→ **Bacaan**:
Wacana Pilkada tidak langsung, pilihan yang keliru dan merugikan rakyat.


KABARMASA.COM, MATARAM - Wacana revisi pelaksanaan pilkada langsung  atau (proporsional terbuka) menjadi pilkada tidak langsung (proporsional tertutup) merupakan keputusan yang cukup keliru dan terlalu buruh-buruh. Hal itu bertentangan dengan sistem presidensil yang diadopsi di  indonesia pasca reformasi. 


Salah satu amanah reformasi yang dimulai pada tahun 1998 mengubah banyak hal dalam sistem pemerintahan di Indonesia, termasuk cara pemilihan kepala daerah. Dimana tuntutan utama pasca reformasi adalah peningkatan partisipasi publik dan desentralisasi kekuasaan dari pusat ke daerah.

→ **Tugas**:
A - Jawab pertanyaan berikut berdasarkan bacaan tentang wacana pilkada tidak langsung:
(i) Wacana pilkada tidak langsung disebut bertentangan dengan sistem apa?
(ii) Pada tahun berapa reformasi dimulai?
(iii) Apa tuntutan utama pasca reformasi?
B - Kutip bagian bacaan tentang wacana pilkada tidak langsung, mulai dari "KABARMASA.COM, MATARAM - Wacana" sampai dengan "pusat ke daerah.".
Catatan di bawah ini tidak perlu dipakai.

→ **Catatan Tersedia**:
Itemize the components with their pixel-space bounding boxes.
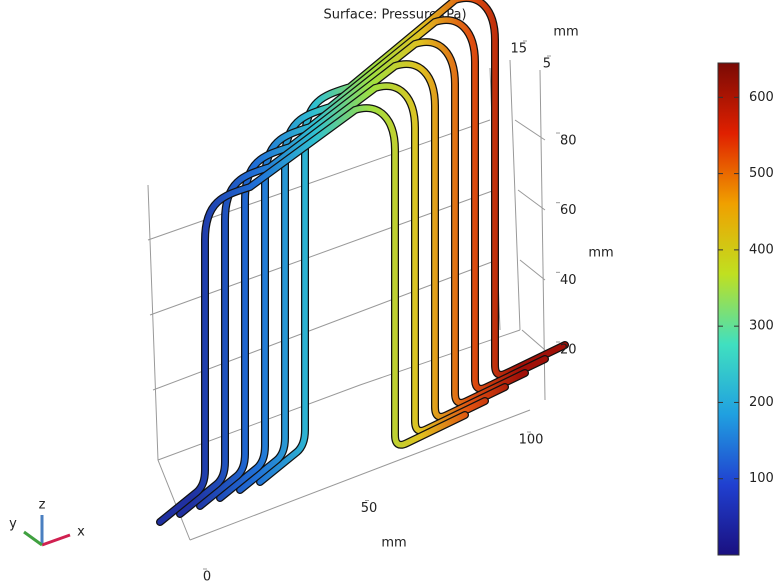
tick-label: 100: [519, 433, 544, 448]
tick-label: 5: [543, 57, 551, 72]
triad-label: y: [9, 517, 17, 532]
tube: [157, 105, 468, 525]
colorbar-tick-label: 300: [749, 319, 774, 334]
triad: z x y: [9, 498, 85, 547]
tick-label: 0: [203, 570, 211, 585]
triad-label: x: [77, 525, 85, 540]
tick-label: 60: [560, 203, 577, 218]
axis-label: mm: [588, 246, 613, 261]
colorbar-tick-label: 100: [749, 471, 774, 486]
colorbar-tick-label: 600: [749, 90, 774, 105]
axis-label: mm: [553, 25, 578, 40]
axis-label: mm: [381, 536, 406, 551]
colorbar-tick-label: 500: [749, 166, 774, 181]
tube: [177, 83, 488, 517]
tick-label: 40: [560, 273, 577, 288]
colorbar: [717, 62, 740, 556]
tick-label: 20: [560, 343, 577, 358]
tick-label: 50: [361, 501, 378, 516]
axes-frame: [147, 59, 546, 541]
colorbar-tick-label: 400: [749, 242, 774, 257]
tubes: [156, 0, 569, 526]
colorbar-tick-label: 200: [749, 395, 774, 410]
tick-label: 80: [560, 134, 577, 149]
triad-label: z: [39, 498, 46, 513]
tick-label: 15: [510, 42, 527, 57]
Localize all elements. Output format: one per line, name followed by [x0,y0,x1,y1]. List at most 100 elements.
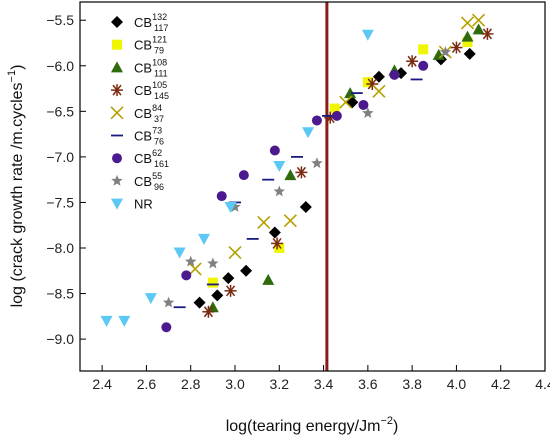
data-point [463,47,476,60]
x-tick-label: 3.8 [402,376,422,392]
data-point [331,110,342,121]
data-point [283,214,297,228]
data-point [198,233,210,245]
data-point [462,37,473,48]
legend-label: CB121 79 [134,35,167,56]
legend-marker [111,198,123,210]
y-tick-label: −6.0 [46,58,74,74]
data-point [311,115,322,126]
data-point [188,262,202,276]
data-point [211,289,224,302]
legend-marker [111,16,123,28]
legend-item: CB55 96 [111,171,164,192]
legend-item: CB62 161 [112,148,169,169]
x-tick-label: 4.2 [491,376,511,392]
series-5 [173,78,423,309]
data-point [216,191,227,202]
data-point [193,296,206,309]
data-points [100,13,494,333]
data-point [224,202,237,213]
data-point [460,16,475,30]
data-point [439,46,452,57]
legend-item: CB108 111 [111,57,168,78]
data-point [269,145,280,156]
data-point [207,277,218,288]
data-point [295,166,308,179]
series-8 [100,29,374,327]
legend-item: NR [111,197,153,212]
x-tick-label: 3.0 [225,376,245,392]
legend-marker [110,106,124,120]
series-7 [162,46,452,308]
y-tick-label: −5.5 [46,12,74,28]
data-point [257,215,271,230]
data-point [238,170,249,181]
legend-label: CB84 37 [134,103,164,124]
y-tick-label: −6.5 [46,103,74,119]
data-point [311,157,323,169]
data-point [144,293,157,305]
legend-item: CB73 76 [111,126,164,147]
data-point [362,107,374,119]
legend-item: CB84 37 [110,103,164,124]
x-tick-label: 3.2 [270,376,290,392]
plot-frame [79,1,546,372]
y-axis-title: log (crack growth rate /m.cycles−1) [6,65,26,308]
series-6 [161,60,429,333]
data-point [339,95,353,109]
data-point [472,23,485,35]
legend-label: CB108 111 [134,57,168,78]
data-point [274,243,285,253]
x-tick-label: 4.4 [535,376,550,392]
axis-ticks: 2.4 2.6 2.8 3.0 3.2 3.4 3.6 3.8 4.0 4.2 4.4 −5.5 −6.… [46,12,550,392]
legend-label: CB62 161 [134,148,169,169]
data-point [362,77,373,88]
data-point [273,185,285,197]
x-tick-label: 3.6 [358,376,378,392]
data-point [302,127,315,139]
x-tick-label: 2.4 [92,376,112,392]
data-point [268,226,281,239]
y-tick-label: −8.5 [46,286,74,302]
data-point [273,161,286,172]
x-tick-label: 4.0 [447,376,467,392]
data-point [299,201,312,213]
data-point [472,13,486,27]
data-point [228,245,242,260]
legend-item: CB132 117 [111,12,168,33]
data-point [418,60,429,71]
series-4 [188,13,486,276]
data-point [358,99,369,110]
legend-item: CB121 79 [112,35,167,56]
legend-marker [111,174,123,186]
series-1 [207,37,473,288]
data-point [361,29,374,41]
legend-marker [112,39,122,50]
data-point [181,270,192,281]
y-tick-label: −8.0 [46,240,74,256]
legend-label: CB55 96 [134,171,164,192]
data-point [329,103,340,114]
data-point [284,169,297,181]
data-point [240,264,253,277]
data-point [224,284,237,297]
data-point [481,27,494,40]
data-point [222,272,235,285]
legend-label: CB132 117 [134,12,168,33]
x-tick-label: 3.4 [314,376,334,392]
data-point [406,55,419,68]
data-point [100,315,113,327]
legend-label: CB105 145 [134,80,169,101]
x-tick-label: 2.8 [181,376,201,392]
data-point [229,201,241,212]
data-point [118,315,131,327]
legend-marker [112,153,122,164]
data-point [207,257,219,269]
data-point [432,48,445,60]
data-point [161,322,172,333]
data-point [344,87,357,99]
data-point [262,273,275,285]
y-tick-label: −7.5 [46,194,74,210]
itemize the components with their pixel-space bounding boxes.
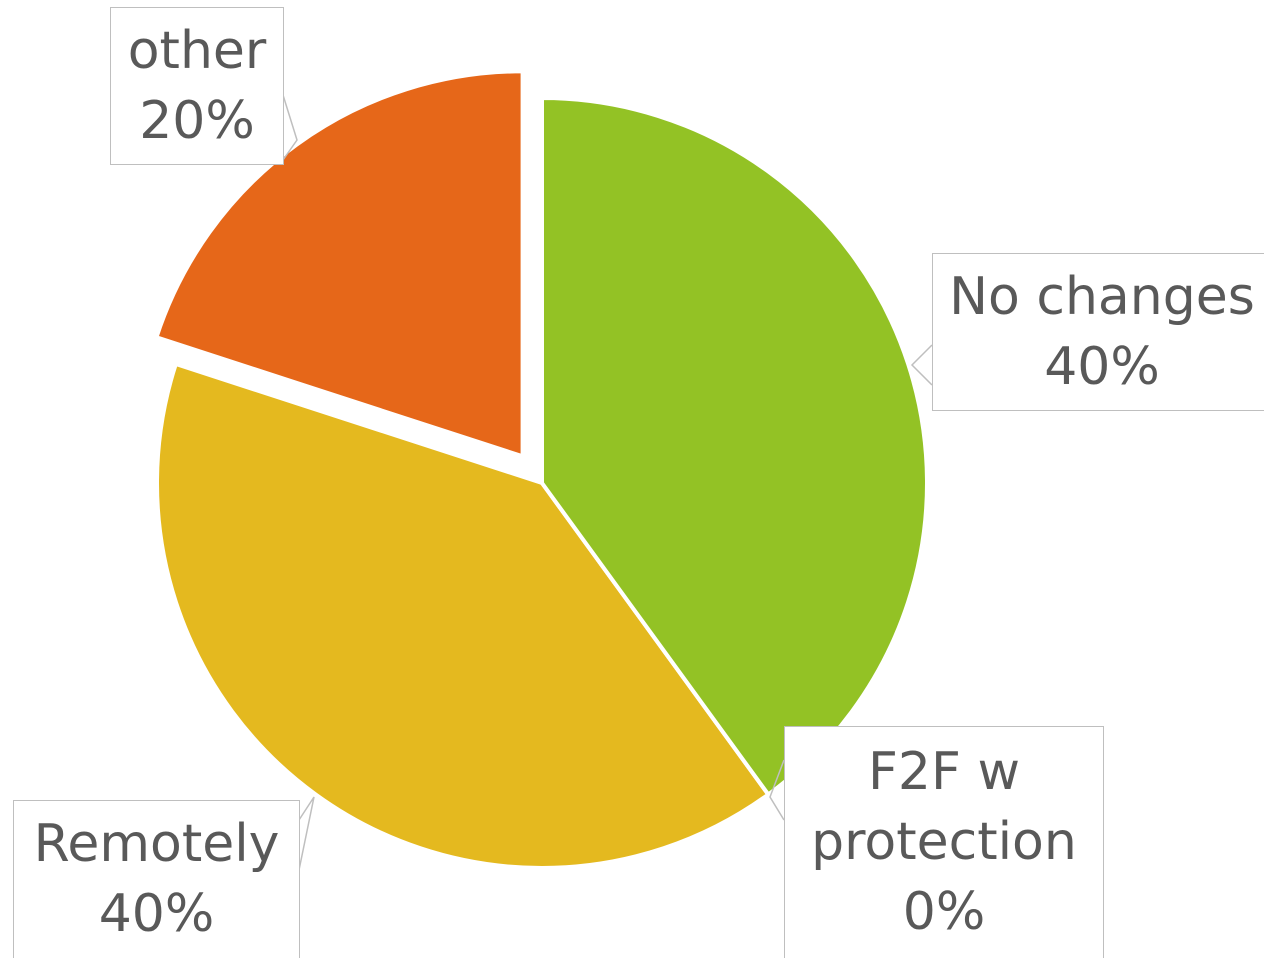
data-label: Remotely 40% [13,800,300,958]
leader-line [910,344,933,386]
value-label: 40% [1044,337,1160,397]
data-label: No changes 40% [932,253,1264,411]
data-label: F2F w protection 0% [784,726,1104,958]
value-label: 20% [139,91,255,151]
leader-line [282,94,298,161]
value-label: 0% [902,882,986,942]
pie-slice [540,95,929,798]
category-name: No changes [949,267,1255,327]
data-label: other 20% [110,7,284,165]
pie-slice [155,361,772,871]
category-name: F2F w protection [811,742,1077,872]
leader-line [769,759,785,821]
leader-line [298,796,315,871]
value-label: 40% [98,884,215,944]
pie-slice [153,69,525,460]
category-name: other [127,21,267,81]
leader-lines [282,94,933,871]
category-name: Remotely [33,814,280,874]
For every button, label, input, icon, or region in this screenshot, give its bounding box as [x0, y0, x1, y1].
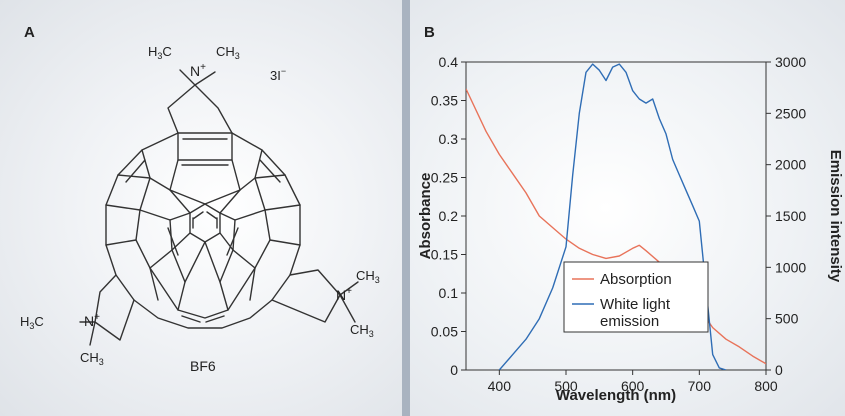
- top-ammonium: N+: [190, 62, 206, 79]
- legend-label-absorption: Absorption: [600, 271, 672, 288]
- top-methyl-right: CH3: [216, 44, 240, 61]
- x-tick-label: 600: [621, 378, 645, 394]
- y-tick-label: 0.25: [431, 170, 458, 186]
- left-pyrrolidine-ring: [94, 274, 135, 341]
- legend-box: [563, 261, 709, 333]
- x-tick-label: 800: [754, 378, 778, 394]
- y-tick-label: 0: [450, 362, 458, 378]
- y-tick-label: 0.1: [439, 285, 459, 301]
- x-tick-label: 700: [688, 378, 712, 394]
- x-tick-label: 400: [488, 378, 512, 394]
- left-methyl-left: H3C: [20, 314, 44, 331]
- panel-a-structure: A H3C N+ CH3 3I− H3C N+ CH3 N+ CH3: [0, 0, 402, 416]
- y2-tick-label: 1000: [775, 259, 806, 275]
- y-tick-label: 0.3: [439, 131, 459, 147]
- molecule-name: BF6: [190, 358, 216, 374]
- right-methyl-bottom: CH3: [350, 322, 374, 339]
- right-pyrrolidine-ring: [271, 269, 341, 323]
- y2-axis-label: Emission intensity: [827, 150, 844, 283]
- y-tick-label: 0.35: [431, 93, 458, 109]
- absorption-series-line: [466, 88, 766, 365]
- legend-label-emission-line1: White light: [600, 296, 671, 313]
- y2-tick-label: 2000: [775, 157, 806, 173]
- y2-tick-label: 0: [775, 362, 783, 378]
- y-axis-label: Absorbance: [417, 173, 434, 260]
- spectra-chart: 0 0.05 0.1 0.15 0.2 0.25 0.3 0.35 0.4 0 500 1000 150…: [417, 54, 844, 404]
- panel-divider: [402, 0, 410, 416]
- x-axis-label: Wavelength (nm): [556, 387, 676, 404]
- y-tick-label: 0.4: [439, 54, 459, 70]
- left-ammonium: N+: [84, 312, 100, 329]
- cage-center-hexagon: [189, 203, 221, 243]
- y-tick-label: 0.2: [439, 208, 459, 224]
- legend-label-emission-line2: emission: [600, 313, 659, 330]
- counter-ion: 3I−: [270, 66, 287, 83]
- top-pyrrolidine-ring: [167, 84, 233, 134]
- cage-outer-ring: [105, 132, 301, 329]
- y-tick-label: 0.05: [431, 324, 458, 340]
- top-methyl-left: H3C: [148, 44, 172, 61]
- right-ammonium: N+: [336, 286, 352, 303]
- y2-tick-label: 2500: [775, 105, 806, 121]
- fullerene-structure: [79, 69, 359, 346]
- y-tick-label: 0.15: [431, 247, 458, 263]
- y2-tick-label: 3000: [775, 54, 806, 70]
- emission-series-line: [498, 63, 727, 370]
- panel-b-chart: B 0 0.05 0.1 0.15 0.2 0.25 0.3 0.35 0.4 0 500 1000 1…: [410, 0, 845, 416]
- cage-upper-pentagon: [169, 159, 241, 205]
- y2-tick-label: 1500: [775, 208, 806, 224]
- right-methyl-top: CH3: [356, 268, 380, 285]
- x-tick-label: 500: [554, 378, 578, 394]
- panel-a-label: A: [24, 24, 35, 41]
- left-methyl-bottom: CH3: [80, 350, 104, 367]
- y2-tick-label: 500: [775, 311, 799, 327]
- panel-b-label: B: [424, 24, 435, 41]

→ **Jawaban Tugas**:
A -
(i) Sistem presidensil yang diadopsi di Indonesia pasca reformasi.
(ii) 1998.
(iii) Peningkatan partisipasi publik dan desentralisasi kekuasaan dari pusat ke daerah.

B -
KABARMASA.COM, MATARAM - Wacana revisi pelaksanaan pilkada langsung  atau (proporsional terbuka) menjadi pilkada tidak langsung (proporsional tertutup) merupakan keputusan yang cukup keliru dan terlalu buruh-buruh. Hal itu bertentangan dengan sistem presidensil yang diadopsi di  indonesia pasca reformasi. 


Salah satu amanah reformasi yang dimulai pada tahun 1998 mengubah banyak hal dalam sistem pemerintahan di Indonesia, termasuk cara pemilihan kepala daerah. Dimana tuntutan utama pasca reformasi adalah peningkatan partisipasi publik dan desentralisasi kekuasaan dari pusat ke daerah.